Collection entries
○ ○ ○

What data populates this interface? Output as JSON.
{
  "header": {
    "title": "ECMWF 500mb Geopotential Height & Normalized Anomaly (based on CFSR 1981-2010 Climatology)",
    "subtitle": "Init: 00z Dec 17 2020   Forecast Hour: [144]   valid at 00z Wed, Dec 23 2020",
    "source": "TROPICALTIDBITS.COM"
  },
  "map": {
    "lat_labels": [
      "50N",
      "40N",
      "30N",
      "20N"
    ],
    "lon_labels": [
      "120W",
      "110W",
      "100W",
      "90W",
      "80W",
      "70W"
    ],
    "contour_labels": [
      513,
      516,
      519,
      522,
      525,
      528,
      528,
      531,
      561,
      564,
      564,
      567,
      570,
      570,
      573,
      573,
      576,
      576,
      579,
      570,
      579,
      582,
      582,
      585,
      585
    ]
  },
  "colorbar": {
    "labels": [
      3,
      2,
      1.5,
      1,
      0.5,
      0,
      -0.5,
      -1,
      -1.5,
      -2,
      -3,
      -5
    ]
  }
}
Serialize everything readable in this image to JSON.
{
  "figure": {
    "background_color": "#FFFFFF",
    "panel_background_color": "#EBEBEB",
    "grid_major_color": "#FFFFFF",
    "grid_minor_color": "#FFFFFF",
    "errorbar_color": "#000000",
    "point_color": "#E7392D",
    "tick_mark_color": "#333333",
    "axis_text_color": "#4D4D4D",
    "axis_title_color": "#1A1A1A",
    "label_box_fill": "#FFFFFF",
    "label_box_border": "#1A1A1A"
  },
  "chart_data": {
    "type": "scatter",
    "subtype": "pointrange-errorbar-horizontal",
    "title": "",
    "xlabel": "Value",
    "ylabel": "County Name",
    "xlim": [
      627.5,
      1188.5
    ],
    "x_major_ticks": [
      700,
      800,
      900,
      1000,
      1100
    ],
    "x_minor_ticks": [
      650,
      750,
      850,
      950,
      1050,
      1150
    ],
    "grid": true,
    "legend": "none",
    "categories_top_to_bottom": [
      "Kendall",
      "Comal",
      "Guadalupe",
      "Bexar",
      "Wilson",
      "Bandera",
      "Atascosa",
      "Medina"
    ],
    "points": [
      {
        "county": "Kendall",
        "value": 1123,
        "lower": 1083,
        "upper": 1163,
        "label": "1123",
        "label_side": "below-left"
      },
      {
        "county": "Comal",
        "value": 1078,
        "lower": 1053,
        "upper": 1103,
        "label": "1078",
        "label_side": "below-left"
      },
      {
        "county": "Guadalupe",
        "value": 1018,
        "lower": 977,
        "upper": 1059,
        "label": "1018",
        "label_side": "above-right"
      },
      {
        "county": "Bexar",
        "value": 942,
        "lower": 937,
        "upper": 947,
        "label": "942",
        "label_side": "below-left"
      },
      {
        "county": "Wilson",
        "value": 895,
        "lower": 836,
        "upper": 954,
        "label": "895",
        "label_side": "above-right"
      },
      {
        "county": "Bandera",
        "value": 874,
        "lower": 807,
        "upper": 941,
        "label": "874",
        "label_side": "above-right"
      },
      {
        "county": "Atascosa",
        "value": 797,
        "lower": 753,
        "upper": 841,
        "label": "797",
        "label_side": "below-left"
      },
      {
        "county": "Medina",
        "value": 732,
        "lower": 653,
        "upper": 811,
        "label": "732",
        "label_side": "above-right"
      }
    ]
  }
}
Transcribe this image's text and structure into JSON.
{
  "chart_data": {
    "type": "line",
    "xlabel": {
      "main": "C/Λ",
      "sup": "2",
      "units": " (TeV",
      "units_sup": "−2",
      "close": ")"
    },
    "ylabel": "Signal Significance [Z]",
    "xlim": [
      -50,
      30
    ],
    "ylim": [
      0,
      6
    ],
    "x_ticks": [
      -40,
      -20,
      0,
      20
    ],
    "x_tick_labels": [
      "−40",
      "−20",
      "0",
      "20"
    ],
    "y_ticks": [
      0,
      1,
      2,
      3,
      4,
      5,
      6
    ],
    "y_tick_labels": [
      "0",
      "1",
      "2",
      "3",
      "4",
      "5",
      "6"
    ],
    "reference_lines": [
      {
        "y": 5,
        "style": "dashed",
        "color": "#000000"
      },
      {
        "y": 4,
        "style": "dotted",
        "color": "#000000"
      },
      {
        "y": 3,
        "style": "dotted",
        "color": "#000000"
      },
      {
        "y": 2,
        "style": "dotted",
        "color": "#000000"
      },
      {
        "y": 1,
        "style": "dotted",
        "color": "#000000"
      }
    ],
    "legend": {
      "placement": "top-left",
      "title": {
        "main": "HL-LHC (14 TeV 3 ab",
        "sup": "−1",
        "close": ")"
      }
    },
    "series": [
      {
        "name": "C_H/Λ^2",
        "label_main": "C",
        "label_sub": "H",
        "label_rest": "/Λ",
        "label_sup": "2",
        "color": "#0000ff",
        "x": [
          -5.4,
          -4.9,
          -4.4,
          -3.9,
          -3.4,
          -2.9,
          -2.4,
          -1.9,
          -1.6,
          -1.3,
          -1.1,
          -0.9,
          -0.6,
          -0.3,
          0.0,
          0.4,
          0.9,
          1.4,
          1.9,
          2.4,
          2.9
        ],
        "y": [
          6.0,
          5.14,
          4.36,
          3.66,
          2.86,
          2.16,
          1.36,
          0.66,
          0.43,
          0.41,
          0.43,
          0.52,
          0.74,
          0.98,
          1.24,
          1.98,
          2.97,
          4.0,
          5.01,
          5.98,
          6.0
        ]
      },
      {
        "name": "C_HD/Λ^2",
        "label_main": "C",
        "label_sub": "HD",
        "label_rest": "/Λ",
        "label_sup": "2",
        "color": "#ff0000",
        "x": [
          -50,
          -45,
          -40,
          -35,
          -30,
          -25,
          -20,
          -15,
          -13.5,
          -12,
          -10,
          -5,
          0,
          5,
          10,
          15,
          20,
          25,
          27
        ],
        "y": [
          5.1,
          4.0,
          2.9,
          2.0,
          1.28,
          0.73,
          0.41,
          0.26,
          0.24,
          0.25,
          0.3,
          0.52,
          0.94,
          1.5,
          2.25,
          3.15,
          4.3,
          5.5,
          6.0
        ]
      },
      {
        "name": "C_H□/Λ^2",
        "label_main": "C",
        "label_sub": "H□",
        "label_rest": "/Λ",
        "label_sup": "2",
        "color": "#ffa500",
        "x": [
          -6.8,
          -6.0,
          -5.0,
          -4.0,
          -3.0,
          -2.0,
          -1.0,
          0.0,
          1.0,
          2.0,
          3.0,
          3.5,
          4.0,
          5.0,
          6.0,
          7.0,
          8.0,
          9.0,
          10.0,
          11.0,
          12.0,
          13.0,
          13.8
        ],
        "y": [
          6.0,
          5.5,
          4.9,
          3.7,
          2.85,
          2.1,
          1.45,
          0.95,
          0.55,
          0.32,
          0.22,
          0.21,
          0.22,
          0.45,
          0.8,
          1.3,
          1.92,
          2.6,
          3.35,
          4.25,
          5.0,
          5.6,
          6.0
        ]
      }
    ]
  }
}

○ ○ ○

What to do >> Each record should come back exactly as written.

Solution to this task >>
What data populates this interface? Output as JSON.
{
  "header": {
    "title": "ECMWF 500mb Geopotential Height & Normalized Anomaly (based on CFSR 1981-2010 Climatology)",
    "subtitle": "Init: 00z Dec 17 2020   Forecast Hour: [144]   valid at 00z Wed, Dec 23 2020",
    "source": "TROPICALTIDBITS.COM"
  },
  "map": {
    "lat_labels": [
      "50N",
      "40N",
      "30N",
      "20N"
    ],
    "lon_labels": [
      "120W",
      "110W",
      "100W",
      "90W",
      "80W",
      "70W"
    ],
    "contour_labels": [
      513,
      516,
      519,
      522,
      525,
      528,
      528,
      531,
      561,
      564,
      564,
      567,
      570,
      570,
      573,
      573,
      576,
      576,
      579,
      570,
      579,
      582,
      582,
      585,
      585
    ]
  },
  "colorbar": {
    "labels": [
      3,
      2,
      1.5,
      1,
      0.5,
      0,
      -0.5,
      -1,
      -1.5,
      -2,
      -3,
      -5
    ]
  }
}
Serialize everything readable in this image to JSON.
{
  "figure": {
    "background_color": "#FFFFFF",
    "panel_background_color": "#EBEBEB",
    "grid_major_color": "#FFFFFF",
    "grid_minor_color": "#FFFFFF",
    "errorbar_color": "#000000",
    "point_color": "#E7392D",
    "tick_mark_color": "#333333",
    "axis_text_color": "#4D4D4D",
    "axis_title_color": "#1A1A1A",
    "label_box_fill": "#FFFFFF",
    "label_box_border": "#1A1A1A"
  },
  "chart_data": {
    "type": "scatter",
    "subtype": "pointrange-errorbar-horizontal",
    "title": "",
    "xlabel": "Value",
    "ylabel": "County Name",
    "xlim": [
      627.5,
      1188.5
    ],
    "x_major_ticks": [
      700,
      800,
      900,
      1000,
      1100
    ],
    "x_minor_ticks": [
      650,
      750,
      850,
      950,
      1050,
      1150
    ],
    "grid": true,
    "legend": "none",
    "categories_top_to_bottom": [
      "Kendall",
      "Comal",
      "Guadalupe",
      "Bexar",
      "Wilson",
      "Bandera",
      "Atascosa",
      "Medina"
    ],
    "points": [
      {
        "county": "Kendall",
        "value": 1123,
        "lower": 1083,
        "upper": 1163,
        "label": "1123",
        "label_side": "below-left"
      },
      {
        "county": "Comal",
        "value": 1078,
        "lower": 1053,
        "upper": 1103,
        "label": "1078",
        "label_side": "below-left"
      },
      {
        "county": "Guadalupe",
        "value": 1018,
        "lower": 977,
        "upper": 1059,
        "label": "1018",
        "label_side": "above-right"
      },
      {
        "county": "Bexar",
        "value": 942,
        "lower": 937,
        "upper": 947,
        "label": "942",
        "label_side": "below-left"
      },
      {
        "county": "Wilson",
        "value": 895,
        "lower": 836,
        "upper": 954,
        "label": "895",
        "label_side": "above-right"
      },
      {
        "county": "Bandera",
        "value": 874,
        "lower": 807,
        "upper": 941,
        "label": "874",
        "label_side": "above-right"
      },
      {
        "county": "Atascosa",
        "value": 797,
        "lower": 753,
        "upper": 841,
        "label": "797",
        "label_side": "below-left"
      },
      {
        "county": "Medina",
        "value": 732,
        "lower": 653,
        "upper": 811,
        "label": "732",
        "label_side": "above-right"
      }
    ]
  }
}
Transcribe this image's text and structure into JSON.
{
  "chart_data": {
    "type": "line",
    "xlabel": {
      "main": "C/Λ",
      "sup": "2",
      "units": " (TeV",
      "units_sup": "−2",
      "close": ")"
    },
    "ylabel": "Signal Significance [Z]",
    "xlim": [
      -50,
      30
    ],
    "ylim": [
      0,
      6
    ],
    "x_ticks": [
      -40,
      -20,
      0,
      20
    ],
    "x_tick_labels": [
      "−40",
      "−20",
      "0",
      "20"
    ],
    "y_ticks": [
      0,
      1,
      2,
      3,
      4,
      5,
      6
    ],
    "y_tick_labels": [
      "0",
      "1",
      "2",
      "3",
      "4",
      "5",
      "6"
    ],
    "reference_lines": [
      {
        "y": 5,
        "style": "dashed",
        "color": "#000000"
      },
      {
        "y": 4,
        "style": "dotted",
        "color": "#000000"
      },
      {
        "y": 3,
        "style": "dotted",
        "color": "#000000"
      },
      {
        "y": 2,
        "style": "dotted",
        "color": "#000000"
      },
      {
        "y": 1,
        "style": "dotted",
        "color": "#000000"
      }
    ],
    "legend": {
      "placement": "top-left",
      "title": {
        "main": "HL-LHC (14 TeV 3 ab",
        "sup": "−1",
        "close": ")"
      }
    },
    "series": [
      {
        "name": "C_H/Λ^2",
        "label_main": "C",
        "label_sub": "H",
        "label_rest": "/Λ",
        "label_sup": "2",
        "color": "#0000ff",
        "x": [
          -5.4,
          -4.9,
          -4.4,
          -3.9,
          -3.4,
          -2.9,
          -2.4,
          -1.9,
          -1.6,
          -1.3,
          -1.1,
          -0.9,
          -0.6,
          -0.3,
          0.0,
          0.4,
          0.9,
          1.4,
          1.9,
          2.4,
          2.9
        ],
        "y": [
          6.0,
          5.14,
          4.36,
          3.66,
          2.86,
          2.16,
          1.36,
          0.66,
          0.43,
          0.41,
          0.43,
          0.52,
          0.74,
          0.98,
          1.24,
          1.98,
          2.97,
          4.0,
          5.01,
          5.98,
          6.0
        ]
      },
      {
        "name": "C_HD/Λ^2",
        "label_main": "C",
        "label_sub": "HD",
        "label_rest": "/Λ",
        "label_sup": "2",
        "color": "#ff0000",
        "x": [
          -50,
          -45,
          -40,
          -35,
          -30,
          -25,
          -20,
          -15,
          -13.5,
          -12,
          -10,
          -5,
          0,
          5,
          10,
          15,
          20,
          25,
          27
        ],
        "y": [
          5.1,
          4.0,
          2.9,
          2.0,
          1.28,
          0.73,
          0.41,
          0.26,
          0.24,
          0.25,
          0.3,
          0.52,
          0.94,
          1.5,
          2.25,
          3.15,
          4.3,
          5.5,
          6.0
        ]
      },
      {
        "name": "C_H□/Λ^2",
        "label_main": "C",
        "label_sub": "H□",
        "label_rest": "/Λ",
        "label_sup": "2",
        "color": "#ffa500",
        "x": [
          -6.8,
          -6.0,
          -5.0,
          -4.0,
          -3.0,
          -2.0,
          -1.0,
          0.0,
          1.0,
          2.0,
          3.0,
          3.5,
          4.0,
          5.0,
          6.0,
          7.0,
          8.0,
          9.0,
          10.0,
          11.0,
          12.0,
          13.0,
          13.8
        ],
        "y": [
          6.0,
          5.5,
          4.9,
          3.7,
          2.85,
          2.1,
          1.45,
          0.95,
          0.55,
          0.32,
          0.22,
          0.21,
          0.22,
          0.45,
          0.8,
          1.3,
          1.92,
          2.6,
          3.35,
          4.25,
          5.0,
          5.6,
          6.0
        ]
      }
    ]
  }
}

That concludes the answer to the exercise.